Source data:

******************************

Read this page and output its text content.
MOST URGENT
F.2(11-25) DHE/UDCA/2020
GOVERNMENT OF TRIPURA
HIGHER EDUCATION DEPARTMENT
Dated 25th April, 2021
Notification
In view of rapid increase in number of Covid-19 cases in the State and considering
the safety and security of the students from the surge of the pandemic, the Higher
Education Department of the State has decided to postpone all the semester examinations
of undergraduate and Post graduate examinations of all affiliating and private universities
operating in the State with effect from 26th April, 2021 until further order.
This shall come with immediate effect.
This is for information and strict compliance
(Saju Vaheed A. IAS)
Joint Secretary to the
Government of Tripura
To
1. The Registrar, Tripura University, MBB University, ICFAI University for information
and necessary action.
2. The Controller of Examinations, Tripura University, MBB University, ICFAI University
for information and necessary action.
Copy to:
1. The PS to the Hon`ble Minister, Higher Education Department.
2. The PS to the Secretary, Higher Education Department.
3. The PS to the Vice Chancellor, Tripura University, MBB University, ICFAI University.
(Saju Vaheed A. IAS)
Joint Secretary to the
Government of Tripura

******************************

Your instructions:
Make an exact copy of every entry.

The answer:
Read this page and output its text content.
MOST URGENT
F.2(11-25) DHE/UDCA/2020
GOVERNMENT OF TRIPURA
HIGHER EDUCATION DEPARTMENT
Dated 25th April, 2021
Notification
In view of rapid increase in number of Covid-19 cases in the State and considering
the safety and security of the students from the surge of the pandemic, the Higher
Education Department of the State has decided to postpone all the semester examinations
of undergraduate and Post graduate examinations of all affiliating and private universities
operating in the State with effect from 26th April, 2021 until further order.
This shall come with immediate effect.
This is for information and strict compliance
(Saju Vaheed A. IAS)
Joint Secretary to the
Government of Tripura
To
1. The Registrar, Tripura University, MBB University, ICFAI University for information
and necessary action.
2. The Controller of Examinations, Tripura University, MBB University, ICFAI University
for information and necessary action.
Copy to:
1. The PS to the Hon`ble Minister, Higher Education Department.
2. The PS to the Secretary, Higher Education Department.
3. The PS to the Vice Chancellor, Tripura University, MBB University, ICFAI University.
(Saju Vaheed A. IAS)
Joint Secretary to the
Government of Tripura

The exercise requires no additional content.